WORK INSTRUCTIONS: Go through the material below and copy each line where the word "source" appears.

* Start *

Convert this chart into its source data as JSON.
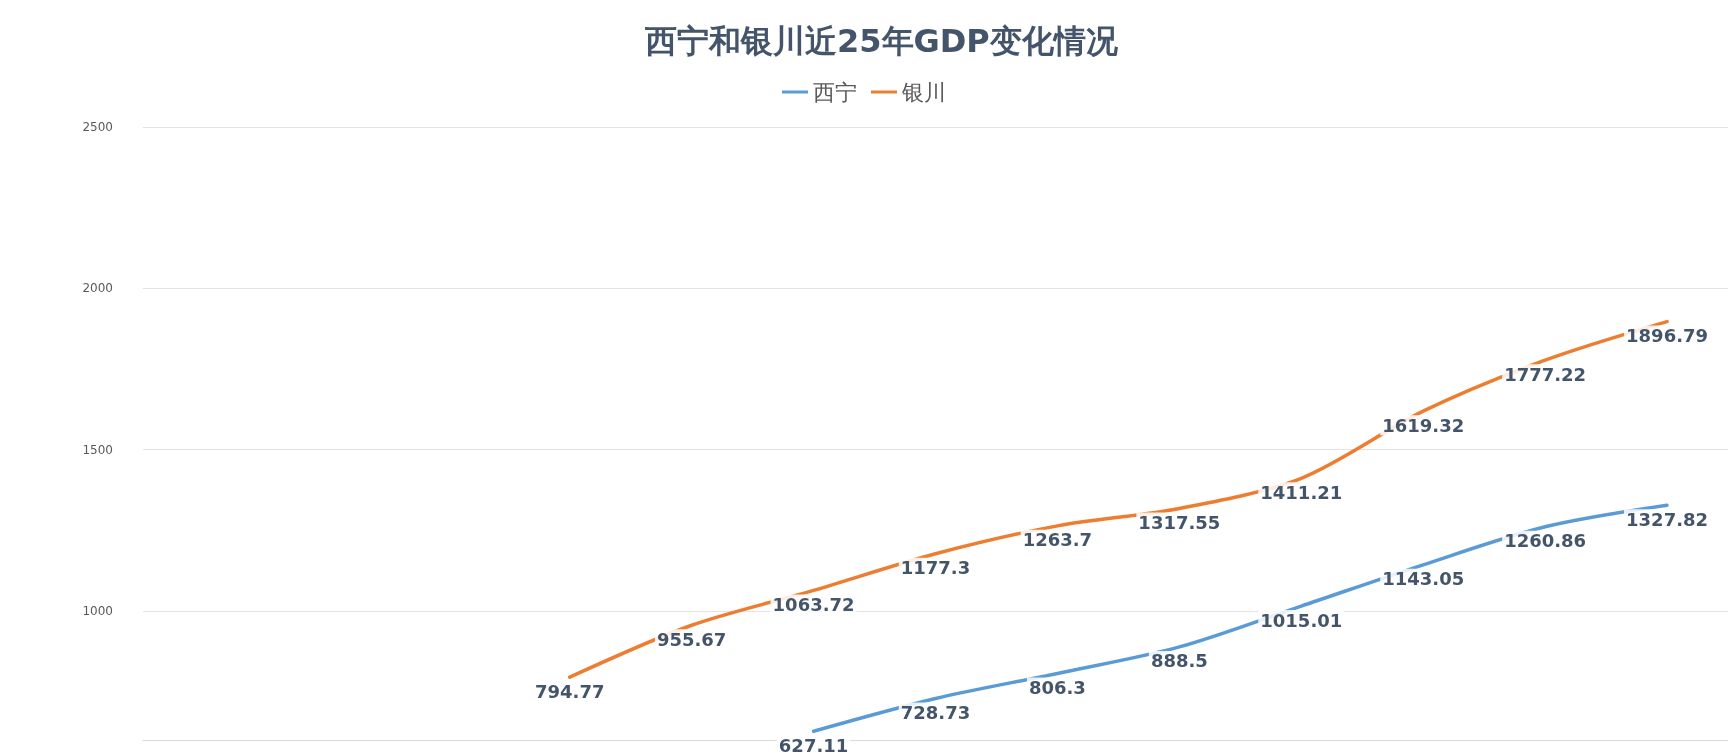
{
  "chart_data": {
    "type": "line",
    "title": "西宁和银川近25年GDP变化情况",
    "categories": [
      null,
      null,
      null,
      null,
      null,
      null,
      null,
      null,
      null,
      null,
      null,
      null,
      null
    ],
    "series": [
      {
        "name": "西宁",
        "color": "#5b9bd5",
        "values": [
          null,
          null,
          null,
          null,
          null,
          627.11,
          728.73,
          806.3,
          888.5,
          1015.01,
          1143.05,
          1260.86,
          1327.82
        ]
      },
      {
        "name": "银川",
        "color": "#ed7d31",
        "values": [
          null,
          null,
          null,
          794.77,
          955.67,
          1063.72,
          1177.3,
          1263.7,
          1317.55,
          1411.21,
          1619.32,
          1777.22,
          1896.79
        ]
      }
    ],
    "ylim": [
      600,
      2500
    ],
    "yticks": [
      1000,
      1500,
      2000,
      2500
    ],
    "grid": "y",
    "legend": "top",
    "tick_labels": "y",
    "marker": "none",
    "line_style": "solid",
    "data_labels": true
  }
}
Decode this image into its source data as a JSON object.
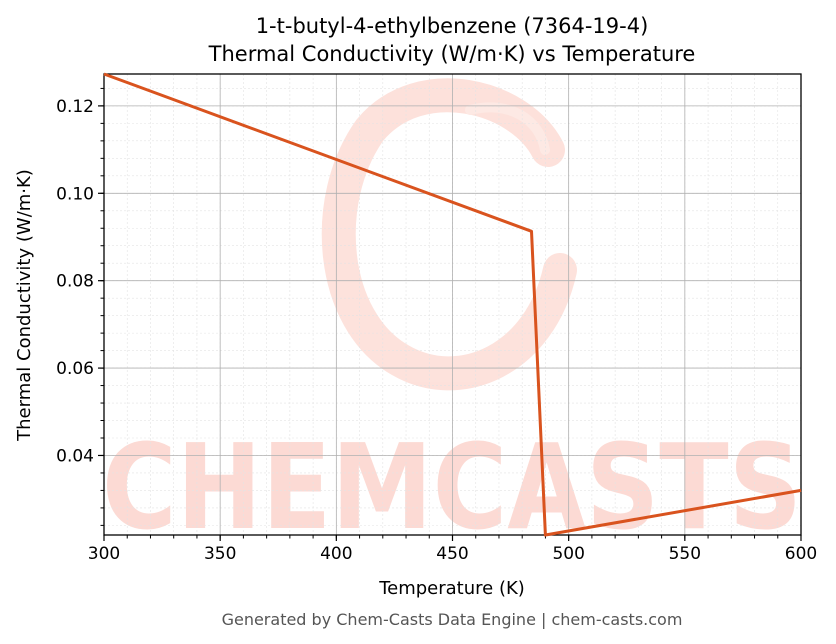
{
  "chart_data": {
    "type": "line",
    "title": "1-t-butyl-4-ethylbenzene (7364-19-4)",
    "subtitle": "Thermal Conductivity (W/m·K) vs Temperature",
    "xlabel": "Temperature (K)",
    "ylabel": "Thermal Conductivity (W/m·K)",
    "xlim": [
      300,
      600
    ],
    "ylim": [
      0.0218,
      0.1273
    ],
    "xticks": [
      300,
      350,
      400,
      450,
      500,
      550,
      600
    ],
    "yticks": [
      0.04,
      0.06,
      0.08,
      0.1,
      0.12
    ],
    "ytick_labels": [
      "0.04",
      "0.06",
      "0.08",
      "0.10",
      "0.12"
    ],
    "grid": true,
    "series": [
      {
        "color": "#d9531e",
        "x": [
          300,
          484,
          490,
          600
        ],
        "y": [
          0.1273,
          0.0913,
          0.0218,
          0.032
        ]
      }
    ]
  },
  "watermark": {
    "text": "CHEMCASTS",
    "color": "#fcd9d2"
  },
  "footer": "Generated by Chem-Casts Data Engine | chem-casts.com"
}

* End *

RESPONSE BELOW:
Convert this chart into its source data as JSON.
Decode this image into its source data as a JSON object.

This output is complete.